● **Prompt**: Show only lines that include "Honey".

● **Excerpted data**:
• • • •
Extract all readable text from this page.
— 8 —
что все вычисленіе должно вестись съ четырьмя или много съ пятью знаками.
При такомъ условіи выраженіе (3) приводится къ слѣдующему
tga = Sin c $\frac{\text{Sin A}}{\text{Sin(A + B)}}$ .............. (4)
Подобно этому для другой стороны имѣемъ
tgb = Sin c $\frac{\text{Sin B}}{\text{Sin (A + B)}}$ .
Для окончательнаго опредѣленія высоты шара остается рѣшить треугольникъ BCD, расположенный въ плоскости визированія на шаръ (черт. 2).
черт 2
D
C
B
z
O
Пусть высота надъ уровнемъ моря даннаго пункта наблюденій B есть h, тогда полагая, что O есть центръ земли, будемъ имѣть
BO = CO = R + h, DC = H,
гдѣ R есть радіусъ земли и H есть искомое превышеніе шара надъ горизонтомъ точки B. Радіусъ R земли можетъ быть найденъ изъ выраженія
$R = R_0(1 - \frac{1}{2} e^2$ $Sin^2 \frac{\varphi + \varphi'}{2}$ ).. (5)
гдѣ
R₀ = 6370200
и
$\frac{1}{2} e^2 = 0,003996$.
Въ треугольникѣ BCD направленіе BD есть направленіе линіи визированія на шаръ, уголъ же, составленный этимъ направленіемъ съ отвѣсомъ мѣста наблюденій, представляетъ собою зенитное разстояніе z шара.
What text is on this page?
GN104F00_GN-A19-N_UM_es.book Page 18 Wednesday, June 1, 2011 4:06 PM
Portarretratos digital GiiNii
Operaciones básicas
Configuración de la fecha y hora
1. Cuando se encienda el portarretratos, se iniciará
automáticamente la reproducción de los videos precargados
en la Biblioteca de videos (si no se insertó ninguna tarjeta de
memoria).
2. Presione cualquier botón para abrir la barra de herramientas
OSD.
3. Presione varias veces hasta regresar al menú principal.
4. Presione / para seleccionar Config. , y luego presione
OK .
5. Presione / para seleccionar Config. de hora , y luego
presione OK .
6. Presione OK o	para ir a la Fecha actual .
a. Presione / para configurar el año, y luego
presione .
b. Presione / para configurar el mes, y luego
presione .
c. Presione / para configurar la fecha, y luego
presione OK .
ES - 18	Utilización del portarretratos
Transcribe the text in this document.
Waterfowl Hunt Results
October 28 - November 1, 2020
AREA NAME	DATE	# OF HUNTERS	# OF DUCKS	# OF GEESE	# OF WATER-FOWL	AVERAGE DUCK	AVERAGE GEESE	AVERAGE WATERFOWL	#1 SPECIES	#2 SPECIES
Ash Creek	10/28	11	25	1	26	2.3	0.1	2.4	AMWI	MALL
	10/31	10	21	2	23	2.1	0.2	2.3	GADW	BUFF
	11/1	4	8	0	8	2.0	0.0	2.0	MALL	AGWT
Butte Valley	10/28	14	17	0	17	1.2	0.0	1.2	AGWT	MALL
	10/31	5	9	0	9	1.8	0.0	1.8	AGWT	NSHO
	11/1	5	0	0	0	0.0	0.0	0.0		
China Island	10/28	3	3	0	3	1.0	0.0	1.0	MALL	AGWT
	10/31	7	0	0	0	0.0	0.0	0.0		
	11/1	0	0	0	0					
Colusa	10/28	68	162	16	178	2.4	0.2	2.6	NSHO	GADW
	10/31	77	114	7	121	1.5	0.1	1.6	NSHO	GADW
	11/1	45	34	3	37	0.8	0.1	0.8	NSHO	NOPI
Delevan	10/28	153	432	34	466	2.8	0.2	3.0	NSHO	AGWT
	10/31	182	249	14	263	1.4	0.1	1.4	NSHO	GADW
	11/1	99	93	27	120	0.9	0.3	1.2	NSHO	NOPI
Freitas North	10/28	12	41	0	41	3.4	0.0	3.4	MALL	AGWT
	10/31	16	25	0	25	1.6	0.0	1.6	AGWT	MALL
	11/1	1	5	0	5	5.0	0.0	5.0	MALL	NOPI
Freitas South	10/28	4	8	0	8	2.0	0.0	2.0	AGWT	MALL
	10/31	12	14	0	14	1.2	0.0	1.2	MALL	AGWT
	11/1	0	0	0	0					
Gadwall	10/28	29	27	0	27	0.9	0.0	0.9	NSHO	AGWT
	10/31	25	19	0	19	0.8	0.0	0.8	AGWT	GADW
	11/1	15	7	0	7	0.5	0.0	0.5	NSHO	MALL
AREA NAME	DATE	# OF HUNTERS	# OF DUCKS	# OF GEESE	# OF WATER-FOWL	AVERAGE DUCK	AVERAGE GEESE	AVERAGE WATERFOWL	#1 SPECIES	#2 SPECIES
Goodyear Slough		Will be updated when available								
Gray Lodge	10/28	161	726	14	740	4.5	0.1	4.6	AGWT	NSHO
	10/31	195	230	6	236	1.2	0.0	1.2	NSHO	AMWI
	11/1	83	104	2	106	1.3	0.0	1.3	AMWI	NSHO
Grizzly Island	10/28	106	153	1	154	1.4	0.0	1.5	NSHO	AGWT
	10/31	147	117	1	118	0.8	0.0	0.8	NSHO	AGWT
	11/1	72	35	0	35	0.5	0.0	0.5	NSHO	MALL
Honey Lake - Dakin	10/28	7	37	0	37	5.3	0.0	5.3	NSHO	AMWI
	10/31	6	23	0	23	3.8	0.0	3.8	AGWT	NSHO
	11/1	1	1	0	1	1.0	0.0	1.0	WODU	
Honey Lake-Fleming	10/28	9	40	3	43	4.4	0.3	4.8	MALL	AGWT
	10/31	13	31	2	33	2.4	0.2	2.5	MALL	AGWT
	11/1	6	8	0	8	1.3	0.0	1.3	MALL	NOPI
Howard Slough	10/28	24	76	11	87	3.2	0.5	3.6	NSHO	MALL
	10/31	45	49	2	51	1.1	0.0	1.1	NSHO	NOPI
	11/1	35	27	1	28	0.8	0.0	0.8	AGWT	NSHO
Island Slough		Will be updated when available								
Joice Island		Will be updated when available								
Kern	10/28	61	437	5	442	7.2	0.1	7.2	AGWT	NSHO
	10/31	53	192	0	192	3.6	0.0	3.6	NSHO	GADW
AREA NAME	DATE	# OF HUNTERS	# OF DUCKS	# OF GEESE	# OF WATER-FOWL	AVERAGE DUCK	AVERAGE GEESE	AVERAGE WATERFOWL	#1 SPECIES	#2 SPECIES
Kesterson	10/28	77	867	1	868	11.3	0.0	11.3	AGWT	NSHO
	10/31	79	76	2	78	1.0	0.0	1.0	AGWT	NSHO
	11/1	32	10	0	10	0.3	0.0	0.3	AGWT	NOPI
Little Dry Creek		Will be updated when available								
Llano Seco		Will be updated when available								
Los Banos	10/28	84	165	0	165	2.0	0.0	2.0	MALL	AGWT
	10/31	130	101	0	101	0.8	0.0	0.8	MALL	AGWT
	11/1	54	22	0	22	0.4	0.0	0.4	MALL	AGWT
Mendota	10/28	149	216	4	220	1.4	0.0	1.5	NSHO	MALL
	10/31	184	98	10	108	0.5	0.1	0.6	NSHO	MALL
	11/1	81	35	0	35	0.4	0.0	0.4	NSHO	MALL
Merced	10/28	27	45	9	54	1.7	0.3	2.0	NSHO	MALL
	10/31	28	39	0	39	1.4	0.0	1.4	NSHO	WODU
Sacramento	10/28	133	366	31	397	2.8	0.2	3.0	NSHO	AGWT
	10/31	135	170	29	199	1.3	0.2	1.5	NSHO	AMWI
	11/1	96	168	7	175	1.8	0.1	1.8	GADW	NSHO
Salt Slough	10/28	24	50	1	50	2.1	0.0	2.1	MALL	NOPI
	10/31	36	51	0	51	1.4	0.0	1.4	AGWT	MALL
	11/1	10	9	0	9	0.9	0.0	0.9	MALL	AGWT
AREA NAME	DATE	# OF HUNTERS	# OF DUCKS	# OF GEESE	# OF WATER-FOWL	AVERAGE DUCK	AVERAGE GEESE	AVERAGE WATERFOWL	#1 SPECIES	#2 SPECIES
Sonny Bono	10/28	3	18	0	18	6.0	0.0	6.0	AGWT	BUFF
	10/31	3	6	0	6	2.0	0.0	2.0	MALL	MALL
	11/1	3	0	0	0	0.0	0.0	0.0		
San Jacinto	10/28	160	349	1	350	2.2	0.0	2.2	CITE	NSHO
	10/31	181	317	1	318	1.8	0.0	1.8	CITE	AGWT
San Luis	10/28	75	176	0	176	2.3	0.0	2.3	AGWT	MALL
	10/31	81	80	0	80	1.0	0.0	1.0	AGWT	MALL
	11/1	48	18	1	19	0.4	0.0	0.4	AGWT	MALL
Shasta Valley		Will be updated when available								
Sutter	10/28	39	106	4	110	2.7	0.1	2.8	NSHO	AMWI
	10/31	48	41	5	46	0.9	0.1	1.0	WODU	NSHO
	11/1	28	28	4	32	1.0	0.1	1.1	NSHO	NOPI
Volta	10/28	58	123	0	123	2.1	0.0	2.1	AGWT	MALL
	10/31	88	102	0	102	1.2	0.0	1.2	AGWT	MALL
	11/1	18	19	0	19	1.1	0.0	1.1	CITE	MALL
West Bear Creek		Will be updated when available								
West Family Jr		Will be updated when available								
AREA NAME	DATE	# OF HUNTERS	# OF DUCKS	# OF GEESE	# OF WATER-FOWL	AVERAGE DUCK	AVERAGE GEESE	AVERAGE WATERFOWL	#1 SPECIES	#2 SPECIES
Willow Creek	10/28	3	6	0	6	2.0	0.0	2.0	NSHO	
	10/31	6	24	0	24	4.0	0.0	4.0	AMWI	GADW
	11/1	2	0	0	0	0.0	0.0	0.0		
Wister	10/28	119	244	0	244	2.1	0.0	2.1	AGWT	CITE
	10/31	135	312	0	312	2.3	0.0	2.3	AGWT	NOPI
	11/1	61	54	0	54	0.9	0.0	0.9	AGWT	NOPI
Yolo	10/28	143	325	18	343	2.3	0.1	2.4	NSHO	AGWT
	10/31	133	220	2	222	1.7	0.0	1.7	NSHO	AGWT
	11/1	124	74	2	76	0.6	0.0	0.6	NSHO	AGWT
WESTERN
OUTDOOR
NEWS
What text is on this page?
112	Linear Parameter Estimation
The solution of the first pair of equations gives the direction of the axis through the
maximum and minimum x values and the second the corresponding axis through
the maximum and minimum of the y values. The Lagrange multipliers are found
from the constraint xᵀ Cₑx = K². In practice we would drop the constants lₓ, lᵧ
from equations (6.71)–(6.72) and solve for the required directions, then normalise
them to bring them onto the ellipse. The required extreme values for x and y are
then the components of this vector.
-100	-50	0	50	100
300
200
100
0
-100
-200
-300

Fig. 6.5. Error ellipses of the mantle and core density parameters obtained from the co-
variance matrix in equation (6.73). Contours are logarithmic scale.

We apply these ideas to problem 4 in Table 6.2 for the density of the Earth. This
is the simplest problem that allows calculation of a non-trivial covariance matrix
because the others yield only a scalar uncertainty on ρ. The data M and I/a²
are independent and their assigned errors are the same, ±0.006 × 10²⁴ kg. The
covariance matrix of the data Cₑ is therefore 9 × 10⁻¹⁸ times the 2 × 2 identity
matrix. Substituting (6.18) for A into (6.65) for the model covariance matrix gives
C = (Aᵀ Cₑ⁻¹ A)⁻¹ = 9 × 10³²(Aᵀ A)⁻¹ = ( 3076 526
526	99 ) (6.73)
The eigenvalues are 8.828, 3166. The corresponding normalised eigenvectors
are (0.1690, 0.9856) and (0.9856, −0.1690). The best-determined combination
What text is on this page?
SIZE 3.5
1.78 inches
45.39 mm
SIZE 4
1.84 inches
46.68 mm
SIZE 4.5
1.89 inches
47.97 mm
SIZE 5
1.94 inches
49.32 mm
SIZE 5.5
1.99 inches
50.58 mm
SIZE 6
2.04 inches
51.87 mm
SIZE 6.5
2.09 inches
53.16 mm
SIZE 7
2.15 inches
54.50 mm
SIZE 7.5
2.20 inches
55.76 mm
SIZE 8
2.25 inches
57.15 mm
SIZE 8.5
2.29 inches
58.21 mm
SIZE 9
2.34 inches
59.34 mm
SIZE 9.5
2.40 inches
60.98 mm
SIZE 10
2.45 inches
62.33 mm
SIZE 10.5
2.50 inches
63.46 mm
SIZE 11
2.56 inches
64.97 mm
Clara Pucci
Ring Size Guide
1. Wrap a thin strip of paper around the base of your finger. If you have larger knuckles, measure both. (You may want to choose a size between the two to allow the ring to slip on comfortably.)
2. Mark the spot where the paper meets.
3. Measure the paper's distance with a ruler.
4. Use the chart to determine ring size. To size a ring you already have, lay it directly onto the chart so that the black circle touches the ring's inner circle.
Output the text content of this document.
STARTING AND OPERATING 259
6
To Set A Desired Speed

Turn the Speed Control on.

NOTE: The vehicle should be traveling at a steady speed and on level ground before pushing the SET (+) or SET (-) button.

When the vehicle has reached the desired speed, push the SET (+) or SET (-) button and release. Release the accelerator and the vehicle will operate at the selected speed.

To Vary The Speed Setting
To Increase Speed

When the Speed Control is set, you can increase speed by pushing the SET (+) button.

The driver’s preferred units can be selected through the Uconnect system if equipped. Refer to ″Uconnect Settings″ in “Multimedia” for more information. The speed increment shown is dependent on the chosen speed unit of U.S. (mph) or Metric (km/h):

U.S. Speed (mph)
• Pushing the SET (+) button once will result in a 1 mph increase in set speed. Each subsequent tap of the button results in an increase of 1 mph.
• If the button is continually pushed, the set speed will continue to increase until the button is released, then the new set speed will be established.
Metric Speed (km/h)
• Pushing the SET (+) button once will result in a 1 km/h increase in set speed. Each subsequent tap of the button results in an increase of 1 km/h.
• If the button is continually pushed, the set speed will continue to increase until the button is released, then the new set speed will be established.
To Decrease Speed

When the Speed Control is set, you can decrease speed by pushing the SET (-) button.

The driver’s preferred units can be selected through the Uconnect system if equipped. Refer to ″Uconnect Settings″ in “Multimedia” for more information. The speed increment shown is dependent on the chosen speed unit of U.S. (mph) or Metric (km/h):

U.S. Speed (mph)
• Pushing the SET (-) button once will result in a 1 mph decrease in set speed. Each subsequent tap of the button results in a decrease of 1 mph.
• • • •
● **Finished answer**:
Honey Lake - Dakin	10/28	7	37	0	37	5.3	0.0	5.3	NSHO	AMWI
Honey Lake-Fleming	10/28	9	40	3	43	4.4	0.3	4.8	MALL	AGWT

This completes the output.